● WHAT THE TASK ASKS: Gather up the lines that contain "Corporation".

● SUPPLIED RECORDS:
## START

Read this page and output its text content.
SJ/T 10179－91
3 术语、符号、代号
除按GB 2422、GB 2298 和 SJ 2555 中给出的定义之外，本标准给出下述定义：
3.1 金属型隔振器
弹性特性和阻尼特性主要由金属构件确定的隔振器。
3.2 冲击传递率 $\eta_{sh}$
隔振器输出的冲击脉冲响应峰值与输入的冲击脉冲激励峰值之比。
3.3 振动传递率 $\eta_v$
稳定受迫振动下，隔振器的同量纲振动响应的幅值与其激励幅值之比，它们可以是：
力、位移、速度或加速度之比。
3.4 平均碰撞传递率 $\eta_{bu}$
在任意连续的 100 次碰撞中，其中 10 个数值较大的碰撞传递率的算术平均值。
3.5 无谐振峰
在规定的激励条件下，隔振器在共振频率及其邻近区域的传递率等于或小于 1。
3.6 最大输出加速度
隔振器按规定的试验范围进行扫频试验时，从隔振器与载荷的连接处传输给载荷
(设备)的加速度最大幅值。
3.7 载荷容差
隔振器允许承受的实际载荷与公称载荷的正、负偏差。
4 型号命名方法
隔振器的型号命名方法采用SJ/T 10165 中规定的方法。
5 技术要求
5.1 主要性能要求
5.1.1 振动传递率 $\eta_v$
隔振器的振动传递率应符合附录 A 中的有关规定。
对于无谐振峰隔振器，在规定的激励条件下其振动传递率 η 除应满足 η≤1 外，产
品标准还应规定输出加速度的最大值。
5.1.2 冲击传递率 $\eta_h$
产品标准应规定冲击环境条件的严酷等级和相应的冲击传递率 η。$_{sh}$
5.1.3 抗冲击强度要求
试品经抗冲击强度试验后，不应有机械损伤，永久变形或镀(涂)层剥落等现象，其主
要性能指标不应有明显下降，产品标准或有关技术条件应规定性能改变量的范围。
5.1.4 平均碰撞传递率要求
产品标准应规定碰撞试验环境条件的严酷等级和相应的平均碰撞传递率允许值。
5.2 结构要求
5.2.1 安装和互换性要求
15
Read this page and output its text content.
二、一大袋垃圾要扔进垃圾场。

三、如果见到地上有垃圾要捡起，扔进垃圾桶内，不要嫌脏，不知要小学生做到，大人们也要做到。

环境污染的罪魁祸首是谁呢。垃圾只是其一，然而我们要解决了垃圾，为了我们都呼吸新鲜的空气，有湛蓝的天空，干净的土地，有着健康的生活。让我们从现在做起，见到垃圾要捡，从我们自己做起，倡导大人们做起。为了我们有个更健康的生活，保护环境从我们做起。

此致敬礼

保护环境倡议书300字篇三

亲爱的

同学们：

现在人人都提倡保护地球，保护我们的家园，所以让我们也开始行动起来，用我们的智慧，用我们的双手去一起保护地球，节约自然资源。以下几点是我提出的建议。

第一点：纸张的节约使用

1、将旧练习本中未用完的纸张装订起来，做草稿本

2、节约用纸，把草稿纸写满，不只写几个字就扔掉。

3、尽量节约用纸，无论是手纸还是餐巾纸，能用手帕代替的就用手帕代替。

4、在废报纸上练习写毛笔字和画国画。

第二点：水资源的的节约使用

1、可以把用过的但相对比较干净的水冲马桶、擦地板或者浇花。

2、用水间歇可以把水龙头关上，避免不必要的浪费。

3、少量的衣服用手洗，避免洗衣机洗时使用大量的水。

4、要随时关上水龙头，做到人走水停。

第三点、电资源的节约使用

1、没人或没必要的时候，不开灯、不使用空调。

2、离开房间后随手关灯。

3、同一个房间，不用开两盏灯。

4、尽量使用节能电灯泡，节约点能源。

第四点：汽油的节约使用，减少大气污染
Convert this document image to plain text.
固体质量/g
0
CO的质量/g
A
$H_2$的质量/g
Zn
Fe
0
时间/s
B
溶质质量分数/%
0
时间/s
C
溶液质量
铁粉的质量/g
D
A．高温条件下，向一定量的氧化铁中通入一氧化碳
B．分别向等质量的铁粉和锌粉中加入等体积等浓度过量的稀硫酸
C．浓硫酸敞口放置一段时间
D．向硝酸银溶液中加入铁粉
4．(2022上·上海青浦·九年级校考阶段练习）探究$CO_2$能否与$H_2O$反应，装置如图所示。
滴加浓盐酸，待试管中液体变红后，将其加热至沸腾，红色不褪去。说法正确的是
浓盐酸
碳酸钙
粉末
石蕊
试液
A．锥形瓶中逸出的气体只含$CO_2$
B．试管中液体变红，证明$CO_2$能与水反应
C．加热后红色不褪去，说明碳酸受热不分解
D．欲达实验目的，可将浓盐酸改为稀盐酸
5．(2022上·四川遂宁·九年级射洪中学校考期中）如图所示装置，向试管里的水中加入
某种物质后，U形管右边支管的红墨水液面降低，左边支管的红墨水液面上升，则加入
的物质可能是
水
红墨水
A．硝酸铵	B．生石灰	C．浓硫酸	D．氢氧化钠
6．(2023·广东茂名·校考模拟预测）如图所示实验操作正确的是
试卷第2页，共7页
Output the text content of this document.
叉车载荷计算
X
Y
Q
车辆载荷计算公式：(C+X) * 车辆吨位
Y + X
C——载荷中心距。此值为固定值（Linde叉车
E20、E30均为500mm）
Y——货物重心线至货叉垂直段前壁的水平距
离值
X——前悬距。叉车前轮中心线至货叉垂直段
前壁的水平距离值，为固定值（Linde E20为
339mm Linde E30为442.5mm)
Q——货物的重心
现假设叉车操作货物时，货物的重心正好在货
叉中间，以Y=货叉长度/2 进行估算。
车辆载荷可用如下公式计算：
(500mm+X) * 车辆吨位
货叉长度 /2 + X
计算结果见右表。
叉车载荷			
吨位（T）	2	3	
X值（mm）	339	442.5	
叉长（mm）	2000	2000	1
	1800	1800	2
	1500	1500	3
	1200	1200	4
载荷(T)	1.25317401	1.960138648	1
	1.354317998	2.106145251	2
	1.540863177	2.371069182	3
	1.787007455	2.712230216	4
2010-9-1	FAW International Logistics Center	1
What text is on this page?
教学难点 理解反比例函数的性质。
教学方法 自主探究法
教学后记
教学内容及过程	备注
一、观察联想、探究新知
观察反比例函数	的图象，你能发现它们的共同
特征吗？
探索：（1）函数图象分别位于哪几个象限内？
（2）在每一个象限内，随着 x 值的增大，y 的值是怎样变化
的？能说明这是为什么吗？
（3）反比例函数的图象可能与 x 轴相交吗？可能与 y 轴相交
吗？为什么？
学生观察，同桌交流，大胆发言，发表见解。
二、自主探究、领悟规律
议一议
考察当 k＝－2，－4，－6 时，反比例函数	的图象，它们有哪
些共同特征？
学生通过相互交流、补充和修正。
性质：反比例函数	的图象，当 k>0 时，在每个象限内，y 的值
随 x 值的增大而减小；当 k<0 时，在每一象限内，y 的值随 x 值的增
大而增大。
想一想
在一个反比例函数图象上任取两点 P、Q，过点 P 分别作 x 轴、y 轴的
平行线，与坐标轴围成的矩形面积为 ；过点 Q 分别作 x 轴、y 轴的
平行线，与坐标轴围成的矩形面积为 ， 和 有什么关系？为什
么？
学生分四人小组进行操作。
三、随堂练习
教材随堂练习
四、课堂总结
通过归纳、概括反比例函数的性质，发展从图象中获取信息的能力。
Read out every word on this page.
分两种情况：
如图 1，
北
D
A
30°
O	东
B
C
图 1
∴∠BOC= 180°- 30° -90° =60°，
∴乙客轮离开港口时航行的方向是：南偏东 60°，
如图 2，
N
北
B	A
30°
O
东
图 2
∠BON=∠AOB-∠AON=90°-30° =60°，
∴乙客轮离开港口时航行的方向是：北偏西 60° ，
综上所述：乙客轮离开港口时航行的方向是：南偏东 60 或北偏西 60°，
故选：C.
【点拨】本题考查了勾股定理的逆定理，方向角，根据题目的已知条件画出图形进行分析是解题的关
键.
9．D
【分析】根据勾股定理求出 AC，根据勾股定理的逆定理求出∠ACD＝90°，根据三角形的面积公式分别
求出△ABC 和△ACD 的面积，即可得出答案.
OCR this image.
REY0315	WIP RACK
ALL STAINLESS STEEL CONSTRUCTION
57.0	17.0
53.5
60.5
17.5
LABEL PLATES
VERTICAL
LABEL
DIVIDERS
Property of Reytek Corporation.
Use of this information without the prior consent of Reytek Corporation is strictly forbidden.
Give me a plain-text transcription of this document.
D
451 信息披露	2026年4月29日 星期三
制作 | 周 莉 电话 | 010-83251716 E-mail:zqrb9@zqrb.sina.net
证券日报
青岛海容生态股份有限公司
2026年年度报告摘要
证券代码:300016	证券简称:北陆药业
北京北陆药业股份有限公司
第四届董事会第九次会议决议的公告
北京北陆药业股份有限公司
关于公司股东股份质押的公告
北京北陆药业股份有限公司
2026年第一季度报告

## END

● OUTPUT FOR THIS EXERCISE:
Property of Reytek Corporation.
Use of this information without the prior consent of Reytek Corporation is strictly forbidden.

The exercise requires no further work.